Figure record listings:

· · · · ·

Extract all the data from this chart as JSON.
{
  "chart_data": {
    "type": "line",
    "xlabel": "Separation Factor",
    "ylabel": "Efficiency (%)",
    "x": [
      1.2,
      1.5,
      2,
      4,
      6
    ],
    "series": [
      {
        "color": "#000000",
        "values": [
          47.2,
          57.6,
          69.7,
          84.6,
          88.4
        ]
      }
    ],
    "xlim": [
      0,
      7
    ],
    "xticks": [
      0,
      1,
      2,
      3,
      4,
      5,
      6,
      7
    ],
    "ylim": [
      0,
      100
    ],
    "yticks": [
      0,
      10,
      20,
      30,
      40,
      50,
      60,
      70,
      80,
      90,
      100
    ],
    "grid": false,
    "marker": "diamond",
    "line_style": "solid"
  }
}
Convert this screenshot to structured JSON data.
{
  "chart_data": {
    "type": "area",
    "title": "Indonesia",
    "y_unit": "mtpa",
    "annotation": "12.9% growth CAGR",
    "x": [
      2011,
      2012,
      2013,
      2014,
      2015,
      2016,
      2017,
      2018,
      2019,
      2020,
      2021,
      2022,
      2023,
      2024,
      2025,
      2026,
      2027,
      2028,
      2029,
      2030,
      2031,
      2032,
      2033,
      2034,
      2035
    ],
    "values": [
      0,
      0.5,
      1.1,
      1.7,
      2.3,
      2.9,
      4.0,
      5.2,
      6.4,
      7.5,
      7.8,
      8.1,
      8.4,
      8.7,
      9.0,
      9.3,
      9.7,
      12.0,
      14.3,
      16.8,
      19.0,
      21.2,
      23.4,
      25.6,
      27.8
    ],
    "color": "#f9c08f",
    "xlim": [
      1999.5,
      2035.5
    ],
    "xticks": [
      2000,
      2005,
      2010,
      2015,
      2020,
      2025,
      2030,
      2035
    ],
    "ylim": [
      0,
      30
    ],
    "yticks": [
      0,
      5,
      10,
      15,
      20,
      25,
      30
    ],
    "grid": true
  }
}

· · · · ·

» **Challenge**
Give back the whole listing, word for word.

» **In response**
Extract all the data from this chart as JSON.
{
  "chart_data": {
    "type": "line",
    "xlabel": "Separation Factor",
    "ylabel": "Efficiency (%)",
    "x": [
      1.2,
      1.5,
      2,
      4,
      6
    ],
    "series": [
      {
        "color": "#000000",
        "values": [
          47.2,
          57.6,
          69.7,
          84.6,
          88.4
        ]
      }
    ],
    "xlim": [
      0,
      7
    ],
    "xticks": [
      0,
      1,
      2,
      3,
      4,
      5,
      6,
      7
    ],
    "ylim": [
      0,
      100
    ],
    "yticks": [
      0,
      10,
      20,
      30,
      40,
      50,
      60,
      70,
      80,
      90,
      100
    ],
    "grid": false,
    "marker": "diamond",
    "line_style": "solid"
  }
}
Convert this screenshot to structured JSON data.
{
  "chart_data": {
    "type": "area",
    "title": "Indonesia",
    "y_unit": "mtpa",
    "annotation": "12.9% growth CAGR",
    "x": [
      2011,
      2012,
      2013,
      2014,
      2015,
      2016,
      2017,
      2018,
      2019,
      2020,
      2021,
      2022,
      2023,
      2024,
      2025,
      2026,
      2027,
      2028,
      2029,
      2030,
      2031,
      2032,
      2033,
      2034,
      2035
    ],
    "values": [
      0,
      0.5,
      1.1,
      1.7,
      2.3,
      2.9,
      4.0,
      5.2,
      6.4,
      7.5,
      7.8,
      8.1,
      8.4,
      8.7,
      9.0,
      9.3,
      9.7,
      12.0,
      14.3,
      16.8,
      19.0,
      21.2,
      23.4,
      25.6,
      27.8
    ],
    "color": "#f9c08f",
    "xlim": [
      1999.5,
      2035.5
    ],
    "xticks": [
      2000,
      2005,
      2010,
      2015,
      2020,
      2025,
      2030,
      2035
    ],
    "ylim": [
      0,
      30
    ],
    "yticks": [
      0,
      5,
      10,
      15,
      20,
      25,
      30
    ],
    "grid": true
  }
}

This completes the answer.